> WHAT YOU HAVE TO DO: Examine the material below and count the lines that hold the word "znaczkiem". Report only the number.

--------------------------------------------------

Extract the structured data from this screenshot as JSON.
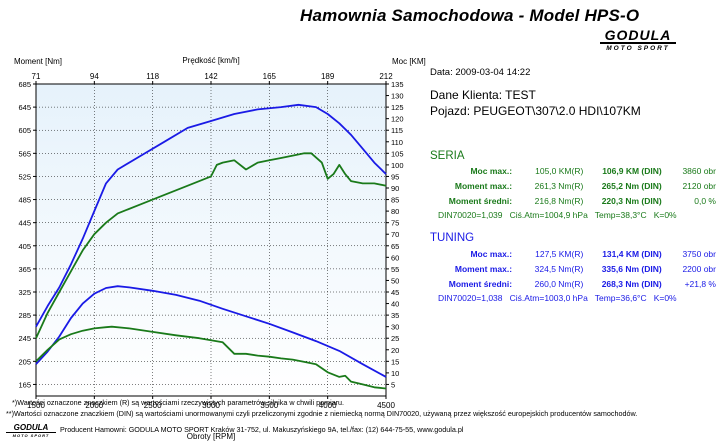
{
  "header": {
    "title": "Hamownia Samochodowa  -  Model HPS-O",
    "logo_main": "GODULA",
    "logo_sub": "MOTO SPORT"
  },
  "info": {
    "date": "Data: 2009-03-04  14:22",
    "client": "Dane Klienta: TEST",
    "vehicle": "Pojazd: PEUGEOT\\307\\2.0 HDI\\107KM"
  },
  "seria": {
    "heading": "SERIA",
    "rows": [
      {
        "label": "Moc max.:",
        "v1": "105,0 KM(R)",
        "v2": "106,9 KM (DIN)",
        "v3": "3860 obr"
      },
      {
        "label": "Moment max.:",
        "v1": "261,3 Nm(R)",
        "v2": "265,2 Nm (DIN)",
        "v3": "2120 obr"
      },
      {
        "label": "Moment średni:",
        "v1": "216,8 Nm(R)",
        "v2": "220,3 Nm (DIN)",
        "v3": "0,0 %"
      }
    ],
    "din": "DIN70020=1,039",
    "atm": "Ciś.Atm=1004,9 hPa",
    "temp": "Temp=38,3°C",
    "k": "K=0%"
  },
  "tuning": {
    "heading": "TUNING",
    "rows": [
      {
        "label": "Moc max.:",
        "v1": "127,5 KM(R)",
        "v2": "131,4 KM (DIN)",
        "v3": "3750 obr"
      },
      {
        "label": "Moment max.:",
        "v1": "324,5 Nm(R)",
        "v2": "335,6 Nm (DIN)",
        "v3": "2200 obr"
      },
      {
        "label": "Moment średni:",
        "v1": "260,0 Nm(R)",
        "v2": "268,3 Nm (DIN)",
        "v3": "+21,8 %"
      }
    ],
    "din": "DIN70020=1,038",
    "atm": "Ciś.Atm=1003,0 hPa",
    "temp": "Temp=36,6°C",
    "k": "K=0%"
  },
  "footer": {
    "note1": "*)Wartości oznaczone znaczkiem (R) są wartościami rzeczywistych parametrów silnika w chwili pomiaru.",
    "note2": "**)Wartości oznaczone znaczkiem (DIN) są wartościami unormowanymi czyli przeliczonymi zgodnie z niemiecką normą DIN70020, używaną przez większość europejskich producentów samochodów.",
    "producer": "Producent Hamowni: GODULA MOTO SPORT Kraków 31-752, ul. Makuszyńskiego 9A, tel./fax: (12) 644-75-55, www.godula.pl",
    "logo_main": "GODULA",
    "logo_sub": "MOTO SPORT"
  },
  "colors": {
    "seria": "#1a7a1a",
    "tuning": "#1a1ae6",
    "grid": "#000000",
    "plot_bg_top": "#e6f2fb"
  },
  "chart_data": {
    "type": "line",
    "xlabel": "Obroty [RPM]",
    "x_ticks": [
      1500,
      2000,
      2500,
      3000,
      3500,
      4000,
      4500
    ],
    "xlim": [
      1500,
      4500
    ],
    "top_axis_label": "Prędkość [km/h]",
    "top_ticks": [
      "71",
      "94",
      "118",
      "142",
      "165",
      "189",
      "212"
    ],
    "left_axis_label": "Moment [Nm]",
    "left_ticks": [
      165,
      205,
      245,
      285,
      325,
      365,
      405,
      445,
      485,
      525,
      565,
      605,
      645,
      685
    ],
    "left_lim": [
      145,
      685
    ],
    "right_axis_label": "Moc [KM]",
    "right_ticks": [
      5,
      10,
      15,
      20,
      25,
      30,
      35,
      40,
      45,
      50,
      55,
      60,
      65,
      70,
      75,
      80,
      85,
      90,
      95,
      100,
      105,
      110,
      115,
      120,
      125,
      130,
      135
    ],
    "right_lim": [
      0,
      135
    ],
    "grid": true,
    "series": [
      {
        "name": "TUNING",
        "quantity": "power",
        "axis": "right",
        "color": "#1a1ae6",
        "x": [
          1500,
          1600,
          1700,
          1800,
          1900,
          2000,
          2100,
          2200,
          2400,
          2600,
          2800,
          3000,
          3200,
          3400,
          3600,
          3750,
          3900,
          4000,
          4100,
          4200,
          4300,
          4400,
          4500
        ],
        "y": [
          30,
          39,
          47,
          57,
          68,
          80,
          92,
          98,
          104,
          110,
          116,
          119,
          122,
          124,
          125,
          126,
          125,
          122,
          118,
          113,
          107,
          101,
          96
        ]
      },
      {
        "name": "SERIA",
        "quantity": "power",
        "axis": "right",
        "color": "#1a7a1a",
        "x": [
          1500,
          1600,
          1700,
          1800,
          1900,
          2000,
          2100,
          2200,
          2400,
          2600,
          2800,
          3000,
          3050,
          3100,
          3200,
          3300,
          3400,
          3500,
          3600,
          3700,
          3800,
          3860,
          3950,
          4000,
          4050,
          4100,
          4150,
          4200,
          4300,
          4400,
          4500
        ],
        "y": [
          25,
          36,
          45,
          54,
          63,
          70,
          75,
          79,
          83,
          87,
          91,
          95,
          100,
          101,
          102,
          98,
          101,
          102,
          103,
          104,
          105,
          105,
          101,
          94,
          96,
          100,
          96,
          93,
          92,
          92,
          91
        ]
      },
      {
        "name": "TUNING",
        "quantity": "torque",
        "axis": "left",
        "color": "#1a1ae6",
        "x": [
          1500,
          1600,
          1700,
          1800,
          1900,
          2000,
          2100,
          2200,
          2300,
          2500,
          2700,
          2900,
          3100,
          3300,
          3500,
          3700,
          3900,
          4100,
          4300,
          4500
        ],
        "y": [
          200,
          222,
          248,
          280,
          305,
          322,
          332,
          335,
          333,
          327,
          320,
          310,
          296,
          283,
          270,
          255,
          240,
          223,
          200,
          178
        ]
      },
      {
        "name": "SERIA",
        "quantity": "torque",
        "axis": "left",
        "color": "#1a7a1a",
        "x": [
          1500,
          1600,
          1700,
          1800,
          1900,
          2000,
          2100,
          2150,
          2300,
          2500,
          2700,
          2900,
          3100,
          3200,
          3300,
          3400,
          3500,
          3600,
          3700,
          3800,
          3900,
          4000,
          4100,
          4150,
          4200,
          4300,
          4400,
          4500
        ],
        "y": [
          205,
          225,
          243,
          252,
          258,
          262,
          264,
          265,
          262,
          256,
          250,
          245,
          238,
          218,
          218,
          215,
          213,
          210,
          208,
          204,
          200,
          186,
          178,
          180,
          170,
          165,
          160,
          158
        ]
      }
    ]
  }
}
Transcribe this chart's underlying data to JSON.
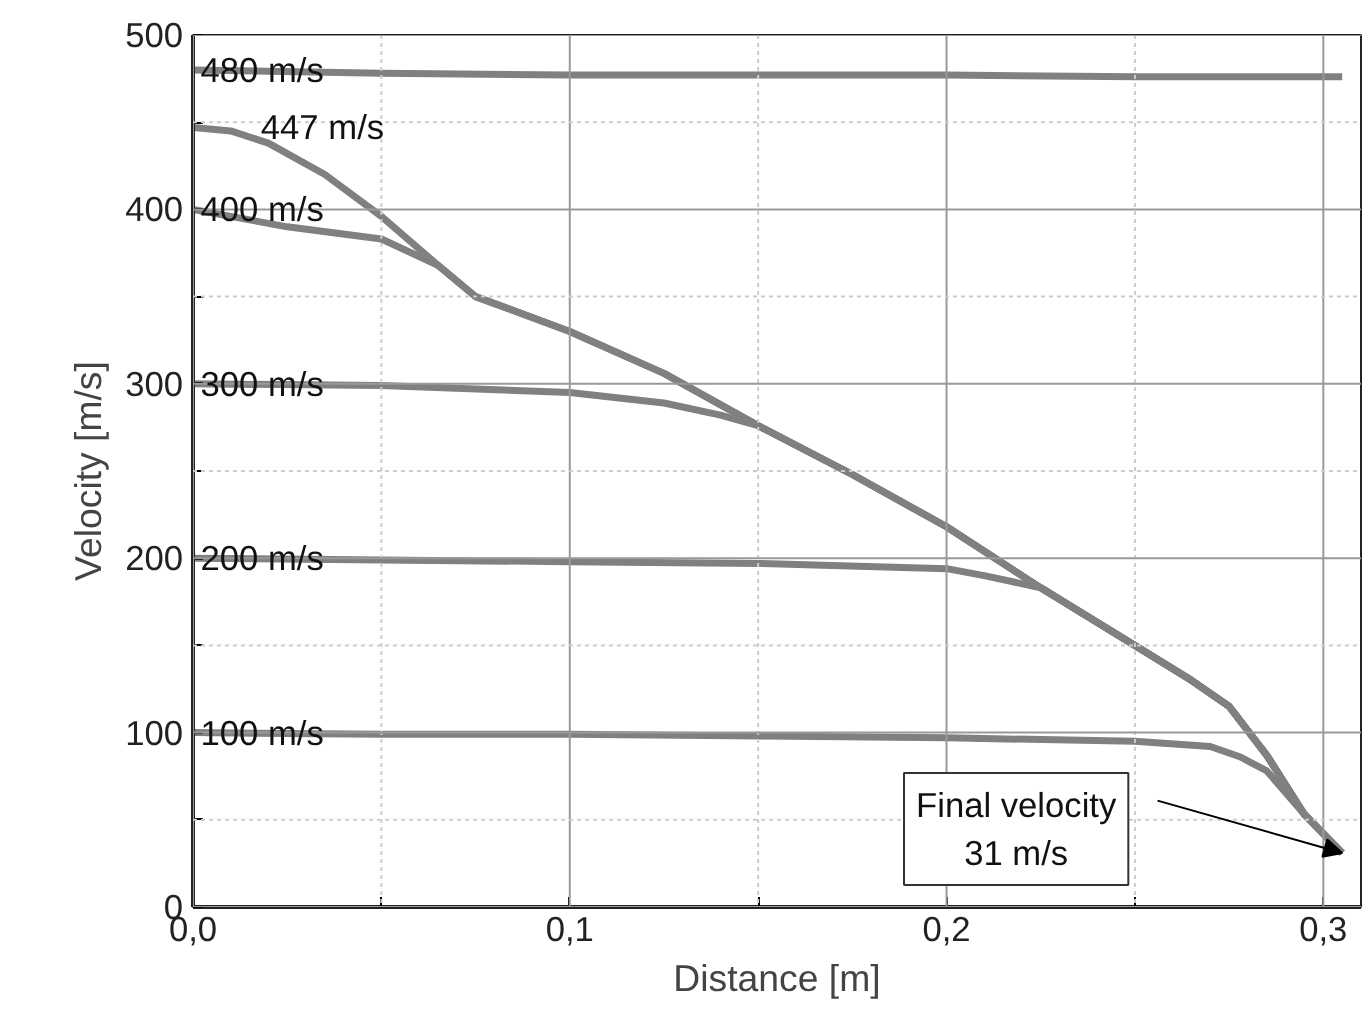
{
  "chart_data": {
    "type": "line",
    "xlabel": "Distance [m]",
    "ylabel": "Velocity [m/s]",
    "xlim": [
      0,
      0.31
    ],
    "ylim": [
      0,
      500
    ],
    "xticks": [
      {
        "value": 0,
        "label": "0,0"
      },
      {
        "value": 0.05,
        "label": null
      },
      {
        "value": 0.1,
        "label": "0,1"
      },
      {
        "value": 0.15,
        "label": null
      },
      {
        "value": 0.2,
        "label": "0,2"
      },
      {
        "value": 0.25,
        "label": null
      },
      {
        "value": 0.3,
        "label": "0,3"
      }
    ],
    "yticks": [
      0,
      {
        "value": 50,
        "label": null
      },
      100,
      {
        "value": 150,
        "label": null
      },
      200,
      {
        "value": 250,
        "label": null
      },
      300,
      {
        "value": 350,
        "label": null
      },
      400,
      {
        "value": 450,
        "label": null
      },
      500
    ],
    "grid": true,
    "marker": "none",
    "line_style": "solid",
    "series": [
      {
        "color": "#808080",
        "x": [
          0,
          0.05,
          0.1,
          0.15,
          0.2,
          0.25,
          0.3,
          0.305
        ],
        "values": [
          480,
          478,
          477,
          477,
          477,
          476,
          476,
          476
        ]
      },
      {
        "color": "#808080",
        "x": [
          0,
          0.01,
          0.02,
          0.035,
          0.05,
          0.065,
          0.075,
          0.1,
          0.125,
          0.15,
          0.175,
          0.2,
          0.225,
          0.25,
          0.265,
          0.275,
          0.285,
          0.295,
          0.305
        ],
        "values": [
          447,
          445,
          438,
          420,
          396,
          368,
          350,
          330,
          306,
          276,
          248,
          218,
          183,
          150,
          130,
          115,
          87,
          53,
          31
        ]
      },
      {
        "color": "#808080",
        "x": [
          0,
          0.025,
          0.05,
          0.065,
          0.075,
          0.1,
          0.125,
          0.15,
          0.175,
          0.2,
          0.225,
          0.25,
          0.265,
          0.275,
          0.285,
          0.295,
          0.305
        ],
        "values": [
          400,
          390,
          383,
          368,
          350,
          330,
          306,
          276,
          248,
          218,
          183,
          150,
          130,
          115,
          87,
          53,
          31
        ]
      },
      {
        "color": "#808080",
        "x": [
          0,
          0.05,
          0.1,
          0.125,
          0.14,
          0.15,
          0.175,
          0.2,
          0.225,
          0.25,
          0.265,
          0.275,
          0.285,
          0.295,
          0.305
        ],
        "values": [
          300,
          299,
          295,
          289,
          282,
          276,
          248,
          218,
          183,
          150,
          130,
          115,
          87,
          53,
          31
        ]
      },
      {
        "color": "#808080",
        "x": [
          0,
          0.05,
          0.1,
          0.15,
          0.2,
          0.21,
          0.225,
          0.25,
          0.265,
          0.275,
          0.285,
          0.295,
          0.305
        ],
        "values": [
          200,
          199,
          198,
          197,
          194,
          190,
          183,
          150,
          130,
          115,
          87,
          53,
          31
        ]
      },
      {
        "color": "#808080",
        "x": [
          0,
          0.05,
          0.1,
          0.15,
          0.2,
          0.25,
          0.27,
          0.278,
          0.285,
          0.295,
          0.305
        ],
        "values": [
          100,
          99,
          99,
          98,
          97,
          95,
          92,
          86,
          78,
          53,
          31
        ]
      }
    ],
    "annotations": [
      {
        "text": "480 m/s",
        "x": 0.002,
        "y": 480
      },
      {
        "text": "447 m/s",
        "x": 0.018,
        "y": 447
      },
      {
        "text": "400 m/s",
        "x": 0.002,
        "y": 400
      },
      {
        "text": "300 m/s",
        "x": 0.002,
        "y": 300
      },
      {
        "text": "200 m/s",
        "x": 0.002,
        "y": 200
      },
      {
        "text": "100 m/s",
        "x": 0.002,
        "y": 100
      },
      {
        "text": "Final velocity\n31 m/s",
        "x": 0.305,
        "y": 31
      }
    ]
  }
}
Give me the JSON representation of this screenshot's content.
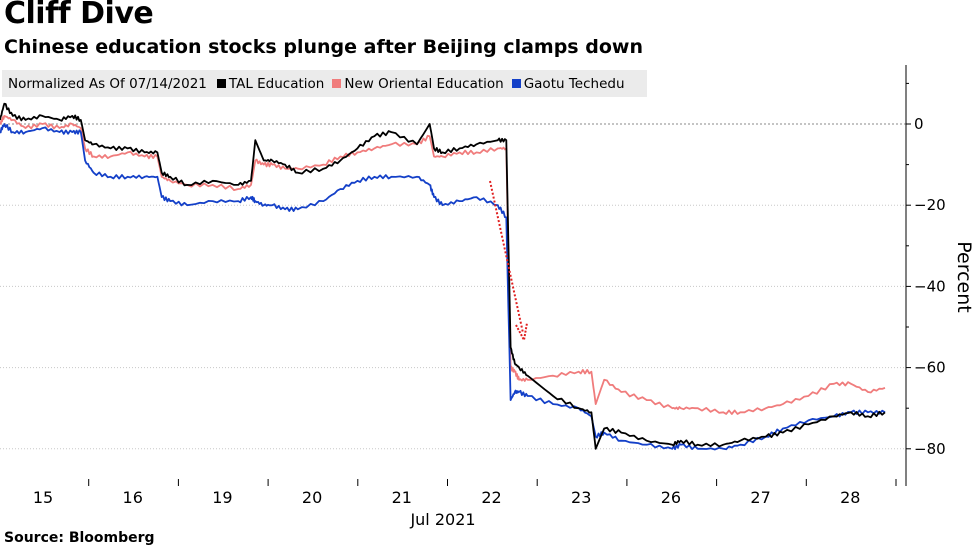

--------------------------------------------------

> FINISHED ANSWER: 2